━━ STORED ROWS ━━

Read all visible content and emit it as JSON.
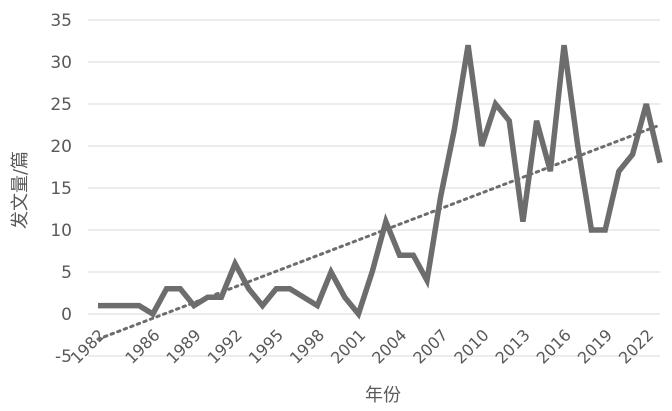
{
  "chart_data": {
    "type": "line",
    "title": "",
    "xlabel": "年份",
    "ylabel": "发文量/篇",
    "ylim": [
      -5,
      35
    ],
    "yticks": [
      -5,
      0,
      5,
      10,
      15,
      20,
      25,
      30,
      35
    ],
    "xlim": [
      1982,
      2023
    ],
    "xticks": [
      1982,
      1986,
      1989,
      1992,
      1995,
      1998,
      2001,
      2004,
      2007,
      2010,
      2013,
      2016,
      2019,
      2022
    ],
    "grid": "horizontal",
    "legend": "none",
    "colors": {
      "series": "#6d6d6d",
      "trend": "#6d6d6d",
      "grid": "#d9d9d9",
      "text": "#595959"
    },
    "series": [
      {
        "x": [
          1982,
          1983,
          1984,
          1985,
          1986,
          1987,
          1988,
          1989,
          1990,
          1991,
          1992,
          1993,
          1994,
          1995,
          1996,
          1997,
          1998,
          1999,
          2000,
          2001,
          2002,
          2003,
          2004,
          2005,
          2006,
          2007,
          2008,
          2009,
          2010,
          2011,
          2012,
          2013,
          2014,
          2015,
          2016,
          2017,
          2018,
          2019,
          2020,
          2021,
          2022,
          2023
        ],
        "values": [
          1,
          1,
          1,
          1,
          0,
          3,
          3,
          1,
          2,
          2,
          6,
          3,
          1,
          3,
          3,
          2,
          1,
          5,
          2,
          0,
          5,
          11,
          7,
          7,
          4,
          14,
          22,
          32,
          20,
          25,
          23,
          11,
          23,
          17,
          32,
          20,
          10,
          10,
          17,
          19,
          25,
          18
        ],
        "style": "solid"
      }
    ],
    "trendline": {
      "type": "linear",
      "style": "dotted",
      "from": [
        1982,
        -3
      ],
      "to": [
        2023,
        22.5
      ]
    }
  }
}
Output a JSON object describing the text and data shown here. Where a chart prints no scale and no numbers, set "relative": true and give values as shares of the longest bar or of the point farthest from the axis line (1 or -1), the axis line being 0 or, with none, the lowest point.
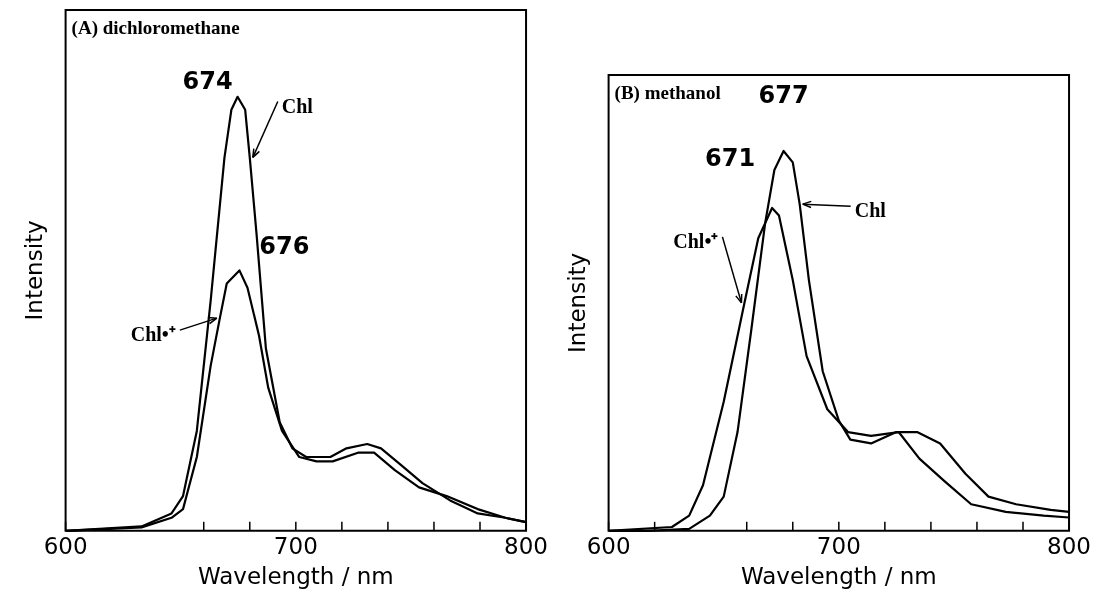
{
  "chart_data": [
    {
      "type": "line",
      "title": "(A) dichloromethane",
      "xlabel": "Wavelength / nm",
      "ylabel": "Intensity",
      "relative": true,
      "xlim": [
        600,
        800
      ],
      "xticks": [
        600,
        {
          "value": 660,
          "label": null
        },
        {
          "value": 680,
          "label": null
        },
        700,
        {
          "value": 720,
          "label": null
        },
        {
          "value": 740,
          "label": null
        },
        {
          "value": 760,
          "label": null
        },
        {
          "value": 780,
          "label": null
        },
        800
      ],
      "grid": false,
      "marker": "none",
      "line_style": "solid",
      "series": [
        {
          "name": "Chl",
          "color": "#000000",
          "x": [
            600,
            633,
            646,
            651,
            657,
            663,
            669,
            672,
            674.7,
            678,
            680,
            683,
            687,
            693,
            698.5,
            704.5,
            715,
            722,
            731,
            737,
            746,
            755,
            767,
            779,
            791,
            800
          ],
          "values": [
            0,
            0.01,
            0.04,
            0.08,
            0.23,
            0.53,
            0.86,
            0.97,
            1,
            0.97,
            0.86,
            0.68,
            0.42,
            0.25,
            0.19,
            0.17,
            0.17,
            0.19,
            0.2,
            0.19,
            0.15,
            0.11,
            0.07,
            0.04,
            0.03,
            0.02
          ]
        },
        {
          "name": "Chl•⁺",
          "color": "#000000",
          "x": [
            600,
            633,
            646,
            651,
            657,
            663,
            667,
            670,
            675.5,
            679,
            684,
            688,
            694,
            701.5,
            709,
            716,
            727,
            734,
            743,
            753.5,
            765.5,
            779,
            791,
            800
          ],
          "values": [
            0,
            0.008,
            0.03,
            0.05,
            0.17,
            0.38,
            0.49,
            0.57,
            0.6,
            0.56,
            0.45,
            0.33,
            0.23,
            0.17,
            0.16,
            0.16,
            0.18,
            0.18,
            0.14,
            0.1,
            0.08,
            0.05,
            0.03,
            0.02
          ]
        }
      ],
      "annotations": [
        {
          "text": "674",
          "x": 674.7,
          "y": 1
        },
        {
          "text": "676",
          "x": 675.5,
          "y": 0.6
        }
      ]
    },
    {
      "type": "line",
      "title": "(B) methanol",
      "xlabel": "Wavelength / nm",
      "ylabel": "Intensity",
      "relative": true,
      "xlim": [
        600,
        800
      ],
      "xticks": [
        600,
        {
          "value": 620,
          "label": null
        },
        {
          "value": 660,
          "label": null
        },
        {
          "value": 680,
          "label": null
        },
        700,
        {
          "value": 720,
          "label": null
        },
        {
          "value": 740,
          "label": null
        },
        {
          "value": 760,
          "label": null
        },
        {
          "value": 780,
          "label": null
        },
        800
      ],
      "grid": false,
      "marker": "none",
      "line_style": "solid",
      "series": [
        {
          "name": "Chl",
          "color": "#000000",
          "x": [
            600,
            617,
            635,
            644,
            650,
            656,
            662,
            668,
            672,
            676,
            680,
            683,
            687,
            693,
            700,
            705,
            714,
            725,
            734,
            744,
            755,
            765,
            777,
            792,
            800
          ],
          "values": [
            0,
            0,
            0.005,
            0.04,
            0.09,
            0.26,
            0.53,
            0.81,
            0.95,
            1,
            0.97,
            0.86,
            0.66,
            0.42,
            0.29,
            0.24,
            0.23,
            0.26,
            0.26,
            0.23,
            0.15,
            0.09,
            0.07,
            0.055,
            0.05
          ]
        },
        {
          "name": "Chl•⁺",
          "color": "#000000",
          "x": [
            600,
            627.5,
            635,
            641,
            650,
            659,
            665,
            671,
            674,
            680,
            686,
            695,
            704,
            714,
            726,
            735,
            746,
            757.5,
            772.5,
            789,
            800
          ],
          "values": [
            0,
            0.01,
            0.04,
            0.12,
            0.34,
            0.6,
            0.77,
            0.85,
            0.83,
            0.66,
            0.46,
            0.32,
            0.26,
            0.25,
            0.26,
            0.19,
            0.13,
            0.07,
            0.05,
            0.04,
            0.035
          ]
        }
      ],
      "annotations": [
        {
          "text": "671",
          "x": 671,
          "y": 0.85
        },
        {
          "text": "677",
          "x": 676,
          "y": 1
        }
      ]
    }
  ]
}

━━━

Identify the lines that contain the string "grid", and copy every one of them.

__TASK RESULT__
    "grid": "horizontal",
      "grid": "#d9d9d9",
      "grid": false,
      "grid": false,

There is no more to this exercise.